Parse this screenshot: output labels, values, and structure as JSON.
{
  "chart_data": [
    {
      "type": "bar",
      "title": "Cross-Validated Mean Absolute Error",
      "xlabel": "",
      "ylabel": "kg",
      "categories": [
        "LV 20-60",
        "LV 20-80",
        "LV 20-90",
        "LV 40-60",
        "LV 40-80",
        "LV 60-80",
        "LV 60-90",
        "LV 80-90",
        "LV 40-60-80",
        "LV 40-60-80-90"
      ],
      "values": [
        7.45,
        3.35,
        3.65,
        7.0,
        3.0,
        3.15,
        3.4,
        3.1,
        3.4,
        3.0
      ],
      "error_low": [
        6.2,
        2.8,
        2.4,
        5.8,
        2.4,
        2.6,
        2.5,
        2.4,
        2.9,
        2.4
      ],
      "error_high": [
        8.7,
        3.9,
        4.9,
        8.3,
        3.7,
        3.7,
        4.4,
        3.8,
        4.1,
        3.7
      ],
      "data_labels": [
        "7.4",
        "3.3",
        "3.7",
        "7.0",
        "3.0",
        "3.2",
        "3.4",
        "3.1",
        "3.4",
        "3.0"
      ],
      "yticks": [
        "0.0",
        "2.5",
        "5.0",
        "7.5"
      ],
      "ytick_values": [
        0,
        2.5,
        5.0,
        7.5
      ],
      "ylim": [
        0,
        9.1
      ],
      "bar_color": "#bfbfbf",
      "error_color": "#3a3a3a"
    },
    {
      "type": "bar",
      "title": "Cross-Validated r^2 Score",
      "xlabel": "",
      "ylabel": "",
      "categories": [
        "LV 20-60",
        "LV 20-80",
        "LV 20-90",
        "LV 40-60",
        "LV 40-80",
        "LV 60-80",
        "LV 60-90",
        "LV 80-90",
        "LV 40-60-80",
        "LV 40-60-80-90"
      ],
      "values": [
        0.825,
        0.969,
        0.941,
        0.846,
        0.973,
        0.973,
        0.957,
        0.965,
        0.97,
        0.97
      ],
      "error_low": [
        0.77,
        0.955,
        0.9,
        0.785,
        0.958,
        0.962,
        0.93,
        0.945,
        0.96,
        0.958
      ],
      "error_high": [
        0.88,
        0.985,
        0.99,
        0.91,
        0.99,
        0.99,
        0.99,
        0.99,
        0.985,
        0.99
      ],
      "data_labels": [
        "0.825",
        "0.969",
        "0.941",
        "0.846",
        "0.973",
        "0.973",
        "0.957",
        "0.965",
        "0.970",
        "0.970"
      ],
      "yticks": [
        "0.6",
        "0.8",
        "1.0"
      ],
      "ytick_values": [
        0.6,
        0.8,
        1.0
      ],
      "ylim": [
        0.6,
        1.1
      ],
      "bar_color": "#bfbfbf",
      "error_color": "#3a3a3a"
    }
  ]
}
****************
_STATED TASK_
Exactly as written, please output every entry.

_ANSWER TO THE TASK_
Parse this screenshot: output labels, values, and structure as JSON.
{
  "chart_data": [
    {
      "type": "bar",
      "title": "Cross-Validated Mean Absolute Error",
      "xlabel": "",
      "ylabel": "kg",
      "categories": [
        "LV 20-60",
        "LV 20-80",
        "LV 20-90",
        "LV 40-60",
        "LV 40-80",
        "LV 60-80",
        "LV 60-90",
        "LV 80-90",
        "LV 40-60-80",
        "LV 40-60-80-90"
      ],
      "values": [
        7.45,
        3.35,
        3.65,
        7.0,
        3.0,
        3.15,
        3.4,
        3.1,
        3.4,
        3.0
      ],
      "error_low": [
        6.2,
        2.8,
        2.4,
        5.8,
        2.4,
        2.6,
        2.5,
        2.4,
        2.9,
        2.4
      ],
      "error_high": [
        8.7,
        3.9,
        4.9,
        8.3,
        3.7,
        3.7,
        4.4,
        3.8,
        4.1,
        3.7
      ],
      "data_labels": [
        "7.4",
        "3.3",
        "3.7",
        "7.0",
        "3.0",
        "3.2",
        "3.4",
        "3.1",
        "3.4",
        "3.0"
      ],
      "yticks": [
        "0.0",
        "2.5",
        "5.0",
        "7.5"
      ],
      "ytick_values": [
        0,
        2.5,
        5.0,
        7.5
      ],
      "ylim": [
        0,
        9.1
      ],
      "bar_color": "#bfbfbf",
      "error_color": "#3a3a3a"
    },
    {
      "type": "bar",
      "title": "Cross-Validated r^2 Score",
      "xlabel": "",
      "ylabel": "",
      "categories": [
        "LV 20-60",
        "LV 20-80",
        "LV 20-90",
        "LV 40-60",
        "LV 40-80",
        "LV 60-80",
        "LV 60-90",
        "LV 80-90",
        "LV 40-60-80",
        "LV 40-60-80-90"
      ],
      "values": [
        0.825,
        0.969,
        0.941,
        0.846,
        0.973,
        0.973,
        0.957,
        0.965,
        0.97,
        0.97
      ],
      "error_low": [
        0.77,
        0.955,
        0.9,
        0.785,
        0.958,
        0.962,
        0.93,
        0.945,
        0.96,
        0.958
      ],
      "error_high": [
        0.88,
        0.985,
        0.99,
        0.91,
        0.99,
        0.99,
        0.99,
        0.99,
        0.985,
        0.99
      ],
      "data_labels": [
        "0.825",
        "0.969",
        "0.941",
        "0.846",
        "0.973",
        "0.973",
        "0.957",
        "0.965",
        "0.970",
        "0.970"
      ],
      "yticks": [
        "0.6",
        "0.8",
        "1.0"
      ],
      "ytick_values": [
        0.6,
        0.8,
        1.0
      ],
      "ylim": [
        0.6,
        1.1
      ],
      "bar_color": "#bfbfbf",
      "error_color": "#3a3a3a"
    }
  ]
}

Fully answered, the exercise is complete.